**ЗАДАЧА:**
Что названо четырьмя всадниками во фрагменте текста ниже?

Такой дневник можно писать сколько угодно, признаюсь, я с трудом заставила себя прервать дозволенные речи и отдать рукопись в издательство.
Что до четырех всадников, то это число произвольное, всадников может быть и целая стая, но, раз уж я попалась на цифре четыре, то изволь – боль и неведение, влечение и отвращение.
– Хорошо сказано. Представил читателя, которого словно бы покачивает на волнах: боль >>> неведение >>> влечение >>> отвращение. Буддийский пейзаж. Но где тут автор? Откуда приходят эти волны и куда они катятся? Вот что мне не дает покоя: чем мы вообще занимаемся, когда пишем?
– Море, гм... Ну, если тебе угодно рассуждать о стихиях, то автор там, где зрение сливается с солнцем, вкус с водой, а речь с огнем.
Причем, если верить Упанишадам, то этот слияние обозначает смерть Автора.

Данные, извлечённые из коллекции
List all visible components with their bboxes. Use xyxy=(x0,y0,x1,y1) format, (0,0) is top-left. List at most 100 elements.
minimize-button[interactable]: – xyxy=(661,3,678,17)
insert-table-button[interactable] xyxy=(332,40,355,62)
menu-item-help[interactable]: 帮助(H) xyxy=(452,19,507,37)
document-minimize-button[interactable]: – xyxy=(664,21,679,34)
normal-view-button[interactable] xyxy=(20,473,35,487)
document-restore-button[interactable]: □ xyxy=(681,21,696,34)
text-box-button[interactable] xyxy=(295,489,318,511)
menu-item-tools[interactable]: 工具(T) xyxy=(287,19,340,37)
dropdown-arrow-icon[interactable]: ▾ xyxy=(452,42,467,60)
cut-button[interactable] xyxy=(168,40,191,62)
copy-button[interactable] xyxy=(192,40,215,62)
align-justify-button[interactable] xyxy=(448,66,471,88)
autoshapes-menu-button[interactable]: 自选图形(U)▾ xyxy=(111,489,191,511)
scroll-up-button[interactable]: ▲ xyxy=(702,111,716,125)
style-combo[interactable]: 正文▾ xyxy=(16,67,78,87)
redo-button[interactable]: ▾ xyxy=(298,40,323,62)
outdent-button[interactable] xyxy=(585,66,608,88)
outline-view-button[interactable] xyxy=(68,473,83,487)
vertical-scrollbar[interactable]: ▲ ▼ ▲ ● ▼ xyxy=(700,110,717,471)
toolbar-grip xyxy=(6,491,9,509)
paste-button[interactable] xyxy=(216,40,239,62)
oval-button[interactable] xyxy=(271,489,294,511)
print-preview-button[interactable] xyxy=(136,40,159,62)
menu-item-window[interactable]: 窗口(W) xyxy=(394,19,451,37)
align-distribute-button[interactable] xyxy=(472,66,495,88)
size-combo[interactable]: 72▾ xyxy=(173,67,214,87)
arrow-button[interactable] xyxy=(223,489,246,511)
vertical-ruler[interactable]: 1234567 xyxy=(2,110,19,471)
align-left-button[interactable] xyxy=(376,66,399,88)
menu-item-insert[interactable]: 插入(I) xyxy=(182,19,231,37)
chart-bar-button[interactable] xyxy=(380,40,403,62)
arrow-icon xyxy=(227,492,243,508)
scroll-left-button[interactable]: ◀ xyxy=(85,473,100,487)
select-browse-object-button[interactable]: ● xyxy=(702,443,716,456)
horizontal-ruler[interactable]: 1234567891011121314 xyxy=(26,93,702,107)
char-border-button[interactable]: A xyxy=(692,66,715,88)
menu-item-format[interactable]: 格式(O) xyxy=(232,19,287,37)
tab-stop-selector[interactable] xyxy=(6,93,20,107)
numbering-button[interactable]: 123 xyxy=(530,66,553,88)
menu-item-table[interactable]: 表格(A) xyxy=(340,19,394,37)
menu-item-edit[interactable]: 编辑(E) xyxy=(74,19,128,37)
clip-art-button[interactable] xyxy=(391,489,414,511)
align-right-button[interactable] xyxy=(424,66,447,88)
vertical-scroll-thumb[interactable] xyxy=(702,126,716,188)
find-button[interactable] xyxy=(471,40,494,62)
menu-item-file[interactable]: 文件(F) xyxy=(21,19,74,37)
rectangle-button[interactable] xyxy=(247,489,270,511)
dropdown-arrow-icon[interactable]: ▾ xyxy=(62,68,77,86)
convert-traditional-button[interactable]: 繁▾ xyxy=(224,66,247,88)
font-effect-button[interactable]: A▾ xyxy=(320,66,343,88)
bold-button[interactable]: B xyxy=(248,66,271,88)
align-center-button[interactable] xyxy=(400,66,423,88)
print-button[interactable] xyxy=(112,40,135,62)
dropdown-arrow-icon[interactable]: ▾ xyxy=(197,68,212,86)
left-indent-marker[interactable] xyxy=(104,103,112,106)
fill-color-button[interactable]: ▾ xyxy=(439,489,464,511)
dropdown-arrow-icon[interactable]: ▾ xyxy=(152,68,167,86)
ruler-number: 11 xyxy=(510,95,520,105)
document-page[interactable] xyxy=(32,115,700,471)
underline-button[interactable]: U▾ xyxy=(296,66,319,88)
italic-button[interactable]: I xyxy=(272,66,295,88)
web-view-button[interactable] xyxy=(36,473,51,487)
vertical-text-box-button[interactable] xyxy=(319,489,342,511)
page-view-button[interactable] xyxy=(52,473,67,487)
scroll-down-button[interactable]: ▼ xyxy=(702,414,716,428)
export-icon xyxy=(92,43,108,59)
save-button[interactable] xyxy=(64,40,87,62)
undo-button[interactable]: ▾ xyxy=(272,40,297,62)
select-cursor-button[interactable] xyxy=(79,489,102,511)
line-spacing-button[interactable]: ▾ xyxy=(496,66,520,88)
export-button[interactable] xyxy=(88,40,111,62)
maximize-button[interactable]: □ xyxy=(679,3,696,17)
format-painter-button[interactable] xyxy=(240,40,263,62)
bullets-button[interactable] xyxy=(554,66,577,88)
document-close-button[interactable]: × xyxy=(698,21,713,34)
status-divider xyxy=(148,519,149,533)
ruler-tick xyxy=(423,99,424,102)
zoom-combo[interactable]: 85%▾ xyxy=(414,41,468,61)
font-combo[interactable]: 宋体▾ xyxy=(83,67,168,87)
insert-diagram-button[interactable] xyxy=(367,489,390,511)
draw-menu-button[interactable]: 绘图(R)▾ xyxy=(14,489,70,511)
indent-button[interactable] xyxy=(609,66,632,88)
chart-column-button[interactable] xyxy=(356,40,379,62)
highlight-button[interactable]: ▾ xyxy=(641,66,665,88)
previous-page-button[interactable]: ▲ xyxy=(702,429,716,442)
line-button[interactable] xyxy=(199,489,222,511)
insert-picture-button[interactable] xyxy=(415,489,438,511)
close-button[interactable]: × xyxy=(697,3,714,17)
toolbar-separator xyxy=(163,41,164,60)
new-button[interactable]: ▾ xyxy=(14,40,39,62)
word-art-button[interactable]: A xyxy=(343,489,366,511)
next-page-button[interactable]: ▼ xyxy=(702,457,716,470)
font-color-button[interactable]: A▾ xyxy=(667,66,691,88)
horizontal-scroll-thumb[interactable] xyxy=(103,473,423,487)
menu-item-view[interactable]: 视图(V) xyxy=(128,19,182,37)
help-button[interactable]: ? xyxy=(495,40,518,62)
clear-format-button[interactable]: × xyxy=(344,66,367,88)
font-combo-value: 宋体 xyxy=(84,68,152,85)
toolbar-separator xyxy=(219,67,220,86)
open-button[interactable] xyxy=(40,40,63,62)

**ПИСЬМЕННЫЙ ОТВЕТ:**
Боль и неведение, влечение и отвращение.